**Your task:** Rename "interactable" to "clickable" throughout the records, and leave everything else unchanged. Leave the pictures out of your answer.

## BEGIN Material to process

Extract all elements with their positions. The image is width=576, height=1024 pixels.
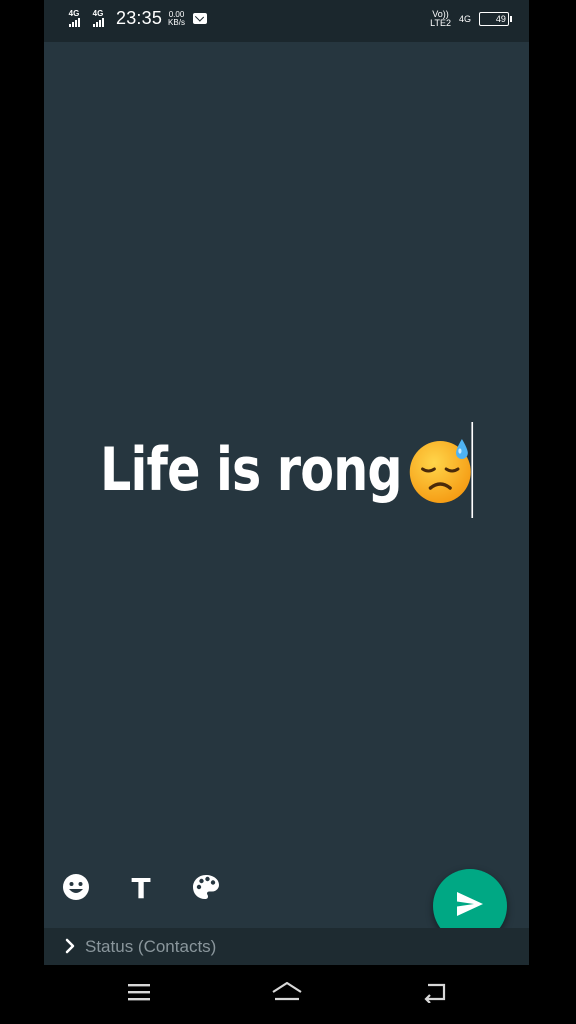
chevron-right-icon (64, 938, 76, 959)
battery-percent: 49 (495, 14, 506, 24)
downcast-face-with-sweat-icon (406, 435, 475, 505)
palette-icon (192, 873, 220, 906)
system-navigation-bar (0, 965, 576, 1024)
sim2-signal-icon: 4G (88, 10, 108, 27)
status-text-value: Life is rong (99, 435, 403, 505)
status-composer-screen: 4G 4G 23:35 0.00 KB/s Vo)) LTE2 4G 49 Li… (44, 0, 529, 965)
data-network-label: 4G (458, 13, 471, 24)
message-notification-icon (192, 13, 207, 24)
sim1-network-label: 4G (68, 9, 80, 18)
status-text-input[interactable]: Life is rong (99, 422, 475, 518)
send-icon (456, 891, 484, 922)
network-speed: 0.00 KB/s (168, 10, 185, 27)
system-status-bar: 4G 4G 23:35 0.00 KB/s Vo)) LTE2 4G 49 (44, 0, 529, 42)
home-icon (271, 981, 303, 1008)
menu-icon (127, 982, 151, 1007)
audience-label: Status (Contacts) (85, 937, 217, 956)
volte-bottom-label: LTE2 (430, 18, 451, 28)
audience-bar[interactable]: Status (Contacts) (44, 928, 529, 965)
sim1-signal-icon: 4G (64, 10, 84, 27)
text-font-icon: T (131, 872, 151, 905)
clock: 23:35 (116, 8, 163, 28)
volte-indicator: Vo)) LTE2 (430, 10, 451, 28)
home-nav-button[interactable] (270, 981, 304, 1007)
battery-icon: 49 (479, 12, 512, 26)
back-nav-button[interactable] (420, 981, 450, 1007)
emoji-button[interactable] (61, 873, 91, 906)
menu-nav-button[interactable] (124, 981, 154, 1007)
network-speed-unit: KB/s (168, 17, 185, 27)
smiley-icon (62, 873, 90, 906)
sim2-network-label: 4G (92, 9, 104, 18)
status-text-area[interactable]: Life is rong (44, 420, 529, 520)
background-color-button[interactable] (191, 874, 221, 904)
font-button[interactable]: T (126, 874, 156, 904)
back-icon (422, 981, 448, 1008)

## END Material to process

**Written solution:**
Extract all elements with their positions. The image is width=576, height=1024 pixels.
chevron-right-icon (64, 938, 76, 959)
battery-percent: 49 (495, 14, 506, 24)
downcast-face-with-sweat-icon (406, 435, 475, 505)
palette-icon (192, 873, 220, 906)
system-navigation-bar (0, 965, 576, 1024)
sim2-signal-icon: 4G (88, 10, 108, 27)
status-text-value: Life is rong (99, 435, 403, 505)
status-composer-screen: 4G 4G 23:35 0.00 KB/s Vo)) LTE2 4G 49 Li… (44, 0, 529, 965)
data-network-label: 4G (458, 13, 471, 24)
message-notification-icon (192, 13, 207, 24)
sim1-network-label: 4G (68, 9, 80, 18)
status-text-input[clickable]: Life is rong (99, 422, 475, 518)
send-icon (456, 891, 484, 922)
network-speed: 0.00 KB/s (168, 10, 185, 27)
system-status-bar: 4G 4G 23:35 0.00 KB/s Vo)) LTE2 4G 49 (44, 0, 529, 42)
home-icon (271, 981, 303, 1008)
menu-icon (127, 982, 151, 1007)
audience-label: Status (Contacts) (85, 937, 217, 956)
volte-bottom-label: LTE2 (430, 18, 451, 28)
audience-bar[clickable]: Status (Contacts) (44, 928, 529, 965)
sim1-signal-icon: 4G (64, 10, 84, 27)
text-font-icon: T (131, 872, 151, 905)
clock: 23:35 (116, 8, 163, 28)
volte-indicator: Vo)) LTE2 (430, 10, 451, 28)
home-nav-button[clickable] (270, 981, 304, 1007)
battery-icon: 49 (479, 12, 512, 26)
back-nav-button[clickable] (420, 981, 450, 1007)
emoji-button[clickable] (61, 873, 91, 906)
menu-nav-button[clickable] (124, 981, 154, 1007)
network-speed-unit: KB/s (168, 17, 185, 27)
smiley-icon (62, 873, 90, 906)
sim2-network-label: 4G (92, 9, 104, 18)
status-text-area[clickable]: Life is rong (44, 420, 529, 520)
background-color-button[clickable] (191, 874, 221, 904)
font-button[clickable]: T (126, 874, 156, 904)
back-icon (422, 981, 448, 1008)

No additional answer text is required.